Repeat, exactly and completely, the material that follows. Omit the pictures.

[Begin DATA LINES]

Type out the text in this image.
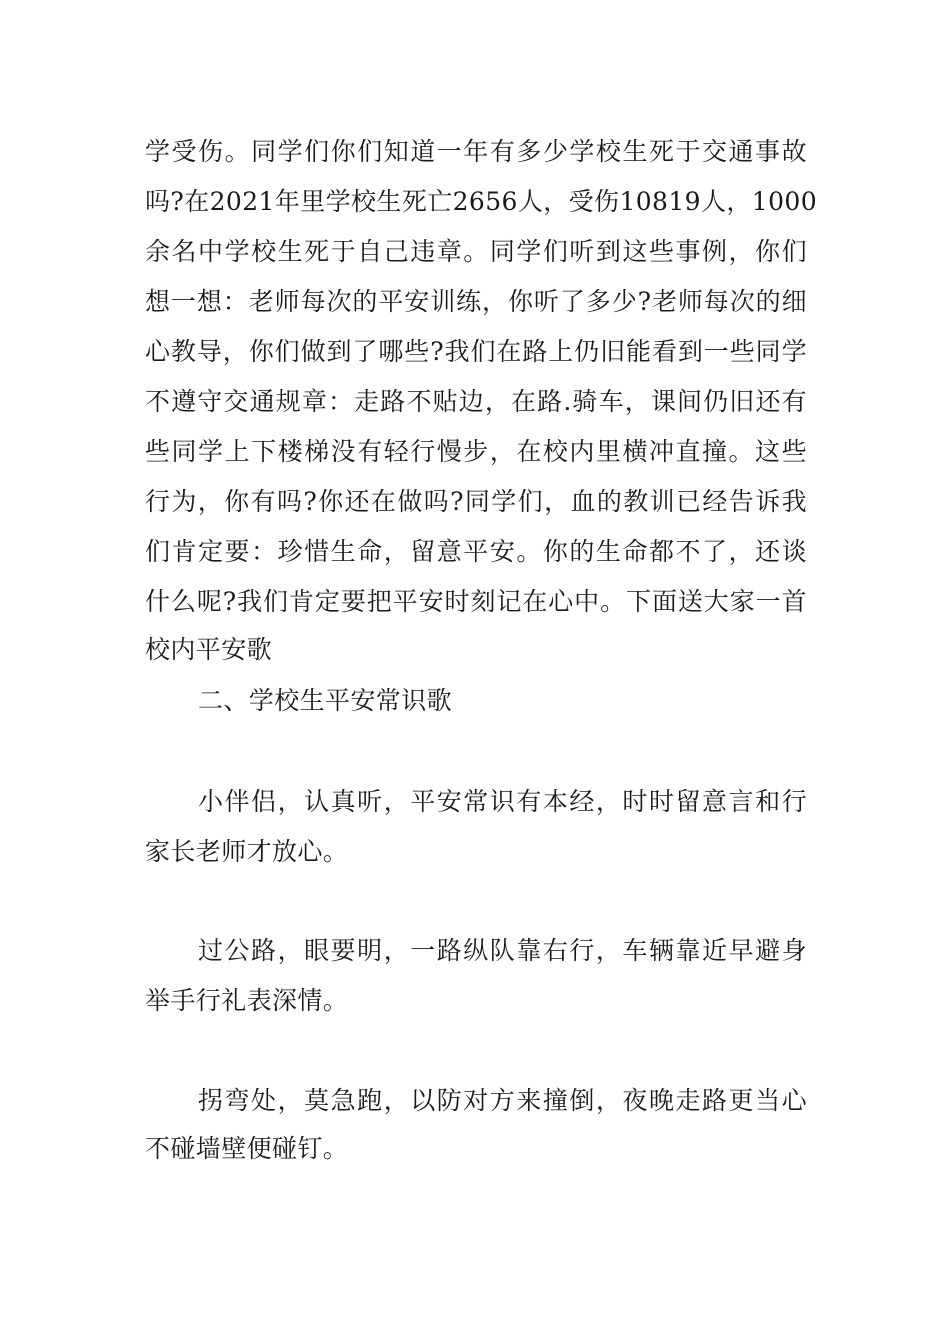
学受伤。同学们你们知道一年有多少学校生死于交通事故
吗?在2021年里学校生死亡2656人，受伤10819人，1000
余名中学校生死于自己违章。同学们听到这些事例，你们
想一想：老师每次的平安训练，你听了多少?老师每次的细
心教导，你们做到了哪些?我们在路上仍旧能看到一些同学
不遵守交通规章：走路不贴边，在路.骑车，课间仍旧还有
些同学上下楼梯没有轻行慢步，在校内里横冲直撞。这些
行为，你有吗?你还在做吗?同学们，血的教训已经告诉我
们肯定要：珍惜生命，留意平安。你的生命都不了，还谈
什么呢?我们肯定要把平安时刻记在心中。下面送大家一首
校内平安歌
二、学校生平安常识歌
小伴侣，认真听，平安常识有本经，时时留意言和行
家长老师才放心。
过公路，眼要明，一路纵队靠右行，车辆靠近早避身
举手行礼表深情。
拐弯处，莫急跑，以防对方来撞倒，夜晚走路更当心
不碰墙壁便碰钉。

[End DATA LINES]

THE RESULT
Type out the text in this image.
学受伤。同学们你们知道一年有多少学校生死于交通事故
吗?在2021年里学校生死亡2656人，受伤10819人，1000
余名中学校生死于自己违章。同学们听到这些事例，你们
想一想：老师每次的平安训练，你听了多少?老师每次的细
心教导，你们做到了哪些?我们在路上仍旧能看到一些同学
不遵守交通规章：走路不贴边，在路.骑车，课间仍旧还有
些同学上下楼梯没有轻行慢步，在校内里横冲直撞。这些
行为，你有吗?你还在做吗?同学们，血的教训已经告诉我
们肯定要：珍惜生命，留意平安。你的生命都不了，还谈
什么呢?我们肯定要把平安时刻记在心中。下面送大家一首
校内平安歌
二、学校生平安常识歌
小伴侣，认真听，平安常识有本经，时时留意言和行
家长老师才放心。
过公路，眼要明，一路纵队靠右行，车辆靠近早避身
举手行礼表深情。
拐弯处，莫急跑，以防对方来撞倒，夜晚走路更当心
不碰墙壁便碰钉。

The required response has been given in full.